All entries below are to be set down again, identical to the source.

::: Dataset :::

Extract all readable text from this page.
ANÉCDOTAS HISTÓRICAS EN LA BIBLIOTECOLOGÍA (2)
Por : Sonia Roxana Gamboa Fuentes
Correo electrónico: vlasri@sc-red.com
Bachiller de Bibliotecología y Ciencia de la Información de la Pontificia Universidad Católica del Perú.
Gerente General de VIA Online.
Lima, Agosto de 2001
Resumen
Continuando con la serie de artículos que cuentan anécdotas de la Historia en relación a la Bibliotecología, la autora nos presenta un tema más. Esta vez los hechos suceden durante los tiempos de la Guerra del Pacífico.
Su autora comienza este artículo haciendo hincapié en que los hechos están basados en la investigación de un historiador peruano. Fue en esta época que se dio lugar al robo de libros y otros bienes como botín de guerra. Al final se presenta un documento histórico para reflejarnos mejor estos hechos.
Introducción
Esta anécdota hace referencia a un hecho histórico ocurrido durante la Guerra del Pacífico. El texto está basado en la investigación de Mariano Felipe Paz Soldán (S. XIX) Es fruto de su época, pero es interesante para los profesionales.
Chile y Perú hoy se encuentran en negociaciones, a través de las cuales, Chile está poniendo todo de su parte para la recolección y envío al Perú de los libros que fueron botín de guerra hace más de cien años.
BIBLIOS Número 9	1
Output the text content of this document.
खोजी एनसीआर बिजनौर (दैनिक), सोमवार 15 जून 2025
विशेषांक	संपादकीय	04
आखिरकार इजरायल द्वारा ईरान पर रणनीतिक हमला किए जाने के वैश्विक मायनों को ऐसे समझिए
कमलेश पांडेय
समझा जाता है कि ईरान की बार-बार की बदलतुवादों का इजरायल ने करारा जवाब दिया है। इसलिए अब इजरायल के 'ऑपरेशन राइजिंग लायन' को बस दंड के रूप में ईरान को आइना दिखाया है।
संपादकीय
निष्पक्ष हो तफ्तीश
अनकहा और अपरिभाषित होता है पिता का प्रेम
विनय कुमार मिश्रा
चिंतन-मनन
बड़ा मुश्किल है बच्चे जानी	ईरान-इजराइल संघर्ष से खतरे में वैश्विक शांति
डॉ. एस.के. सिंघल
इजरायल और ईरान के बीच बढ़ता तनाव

:::

• **Result of the task**
Extract all readable text from this page.
ANÉCDOTAS HISTÓRICAS EN LA BIBLIOTECOLOGÍA (2)
Por : Sonia Roxana Gamboa Fuentes
Correo electrónico: vlasri@sc-red.com
Bachiller de Bibliotecología y Ciencia de la Información de la Pontificia Universidad Católica del Perú.
Gerente General de VIA Online.
Lima, Agosto de 2001
Resumen
Continuando con la serie de artículos que cuentan anécdotas de la Historia en relación a la Bibliotecología, la autora nos presenta un tema más. Esta vez los hechos suceden durante los tiempos de la Guerra del Pacífico.
Su autora comienza este artículo haciendo hincapié en que los hechos están basados en la investigación de un historiador peruano. Fue en esta época que se dio lugar al robo de libros y otros bienes como botín de guerra. Al final se presenta un documento histórico para reflejarnos mejor estos hechos.
Introducción
Esta anécdota hace referencia a un hecho histórico ocurrido durante la Guerra del Pacífico. El texto está basado en la investigación de Mariano Felipe Paz Soldán (S. XIX) Es fruto de su época, pero es interesante para los profesionales.
Chile y Perú hoy se encuentran en negociaciones, a través de las cuales, Chile está poniendo todo de su parte para la recolección y envío al Perú de los libros que fueron botín de guerra hace más de cien años.
BIBLIOS Número 9	1
Output the text content of this document.
खोजी एनसीआर बिजनौर (दैनिक), सोमवार 15 जून 2025
विशेषांक	संपादकीय	04
आखिरकार इजरायल द्वारा ईरान पर रणनीतिक हमला किए जाने के वैश्विक मायनों को ऐसे समझिए
कमलेश पांडेय
समझा जाता है कि ईरान की बार-बार की बदलतुवादों का इजरायल ने करारा जवाब दिया है। इसलिए अब इजरायल के 'ऑपरेशन राइजिंग लायन' को बस दंड के रूप में ईरान को आइना दिखाया है।
संपादकीय
निष्पक्ष हो तफ्तीश
अनकहा और अपरिभाषित होता है पिता का प्रेम
विनय कुमार मिश्रा
चिंतन-मनन
बड़ा मुश्किल है बच्चे जानी	ईरान-इजराइल संघर्ष से खतरे में वैश्विक शांति
डॉ. एस.के. सिंघल
इजरायल और ईरान के बीच बढ़ता तनाव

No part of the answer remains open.